**What is being asked:**
Locate each line in the records containing "screenshot". Copy it.

┄┄┄┄┄┄┄┄┄┄┄┄┄┄┄┄┄┄┄┄

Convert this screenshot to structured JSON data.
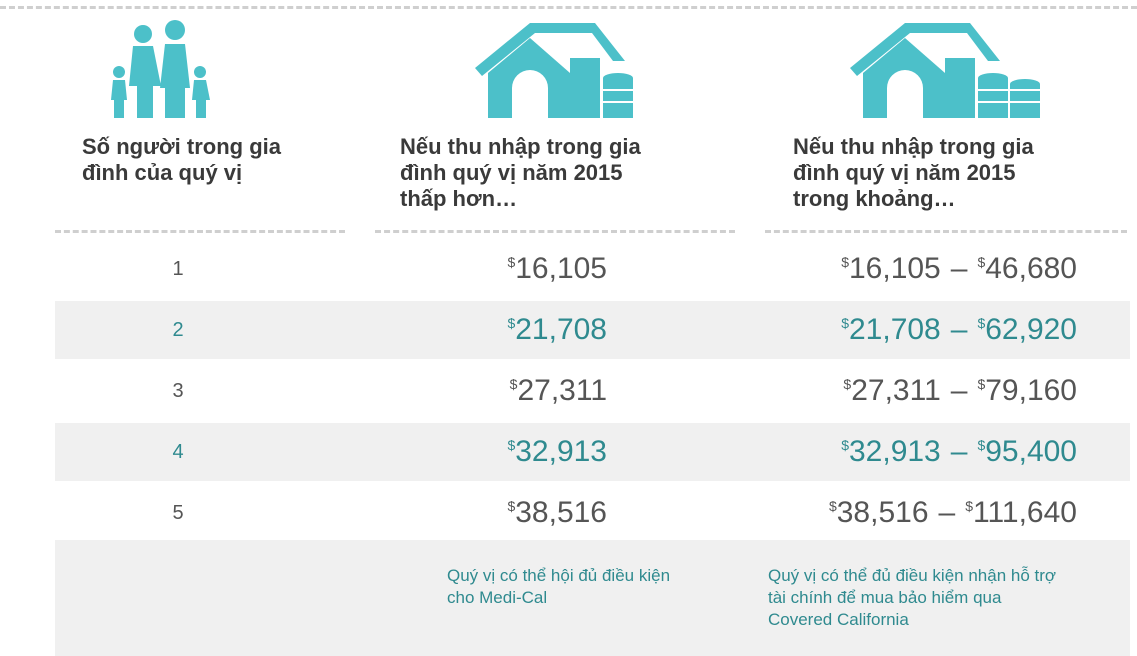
{
  "header": {
    "columns": [
      "Số người trong gia đình của quý vị",
      "Nếu thu nhập trong gia đình quý vị năm 2015 thấp hơn…",
      "Nếu thu nhập trong gia đình quý vị năm 2015 trong khoảng…"
    ]
  },
  "currency": "$",
  "dash": "–",
  "table": {
    "rows": [
      [
        "1",
        "16,105",
        "16,105",
        "46,680"
      ],
      [
        "2",
        "21,708",
        "21,708",
        "62,920"
      ],
      [
        "3",
        "27,311",
        "27,311",
        "79,160"
      ],
      [
        "4",
        "32,913",
        "32,913",
        "95,400"
      ],
      [
        "5",
        "38,516",
        "38,516",
        "111,640"
      ]
    ]
  },
  "footnotes": [
    "Quý vị có thể hội đủ điều kiện cho Medi-Cal",
    "Quý vị có thể đủ điều kiện nhận hỗ trợ tài chính để mua bảo hiểm qua Covered California"
  ]
}
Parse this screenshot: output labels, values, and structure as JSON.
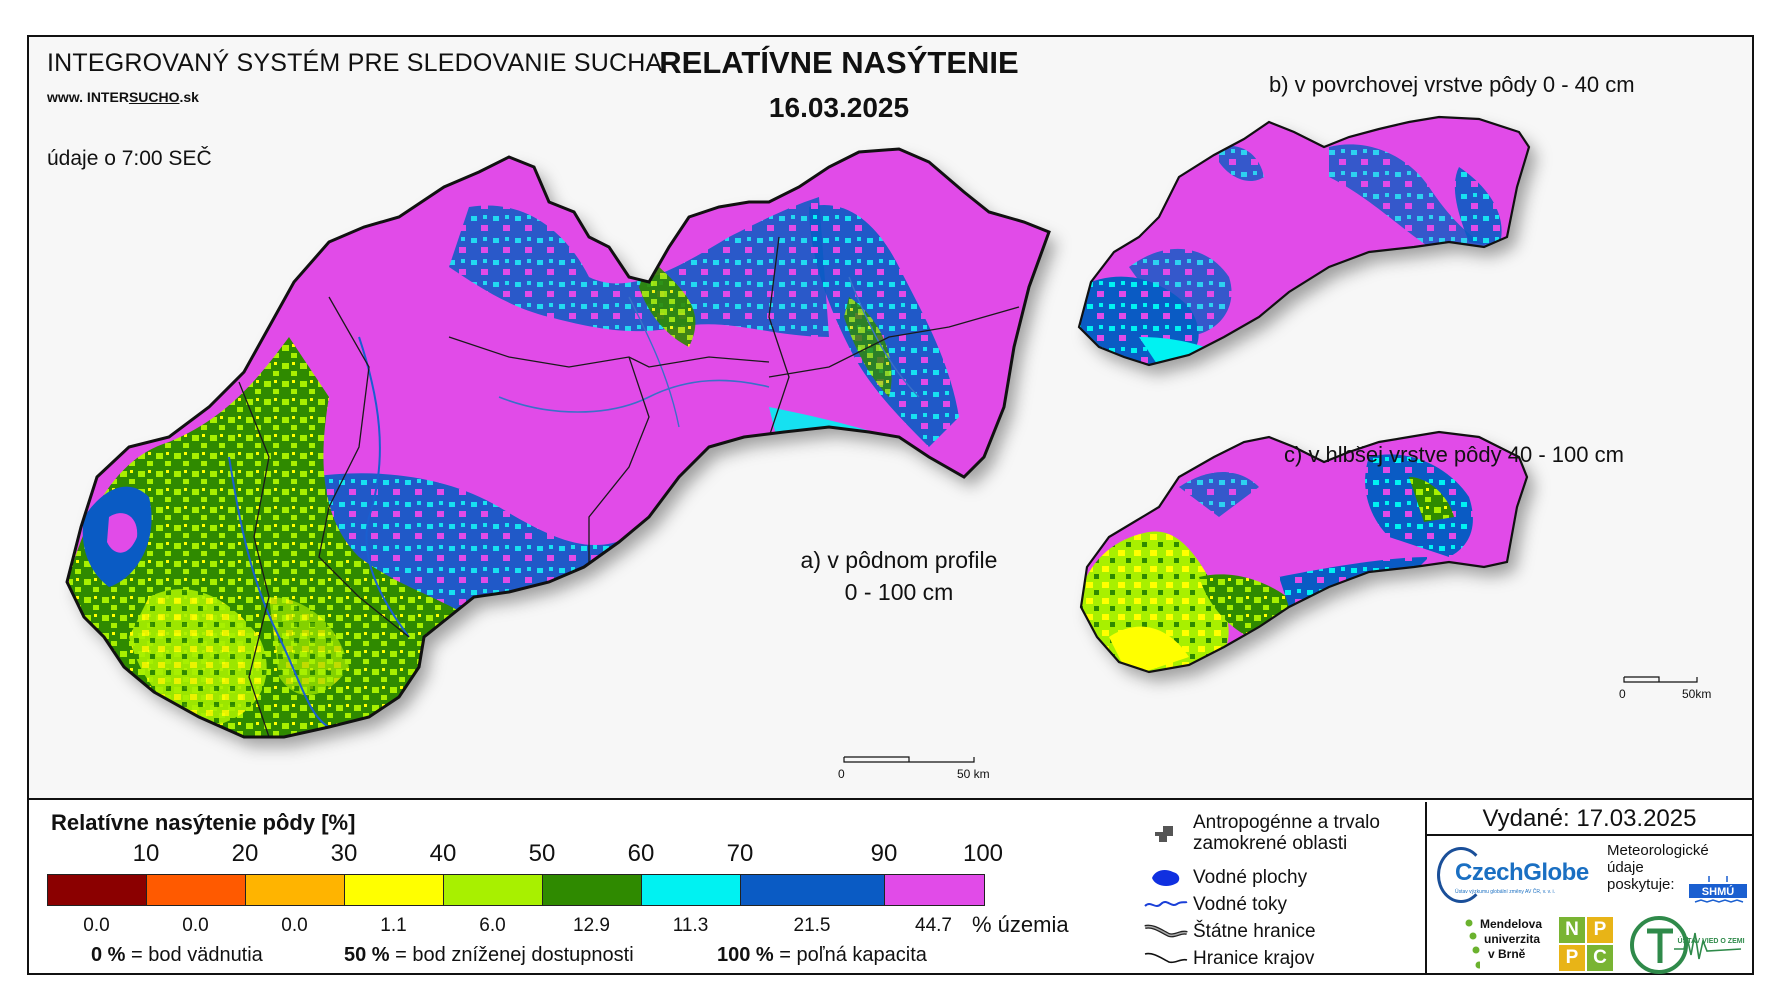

┄┄┄┄┄┄┄┄┄┄┄┄┄┄┄┄┄┄┄┄

**Solution for this task:**
Convert this screenshot to structured JSON data.
Parse this screenshot: output labels, values, and structure as JSON.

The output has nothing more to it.